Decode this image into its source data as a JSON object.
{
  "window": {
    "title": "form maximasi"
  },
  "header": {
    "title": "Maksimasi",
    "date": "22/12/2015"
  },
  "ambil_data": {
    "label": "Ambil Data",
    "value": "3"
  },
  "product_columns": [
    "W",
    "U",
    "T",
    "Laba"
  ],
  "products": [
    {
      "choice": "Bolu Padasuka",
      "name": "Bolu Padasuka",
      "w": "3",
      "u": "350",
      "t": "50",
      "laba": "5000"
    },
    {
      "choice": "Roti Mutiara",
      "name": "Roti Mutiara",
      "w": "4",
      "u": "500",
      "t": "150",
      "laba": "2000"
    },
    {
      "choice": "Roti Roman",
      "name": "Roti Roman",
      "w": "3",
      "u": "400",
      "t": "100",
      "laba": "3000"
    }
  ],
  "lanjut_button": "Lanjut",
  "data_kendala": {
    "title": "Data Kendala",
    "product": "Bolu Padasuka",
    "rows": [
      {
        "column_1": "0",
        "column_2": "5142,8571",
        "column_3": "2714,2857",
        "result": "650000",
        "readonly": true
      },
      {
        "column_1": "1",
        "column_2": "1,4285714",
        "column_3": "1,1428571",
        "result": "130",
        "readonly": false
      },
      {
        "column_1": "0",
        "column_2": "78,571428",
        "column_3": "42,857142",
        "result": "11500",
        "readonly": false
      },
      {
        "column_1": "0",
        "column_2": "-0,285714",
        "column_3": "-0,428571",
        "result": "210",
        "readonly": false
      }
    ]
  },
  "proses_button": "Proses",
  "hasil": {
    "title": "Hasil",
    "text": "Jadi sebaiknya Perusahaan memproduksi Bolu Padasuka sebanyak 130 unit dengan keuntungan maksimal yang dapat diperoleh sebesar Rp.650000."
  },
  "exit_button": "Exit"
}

+++

- **WHAT IS ASKED**: Work out how many lines of the data above hold the word "result", and write only the count.

- **REPLY**: 4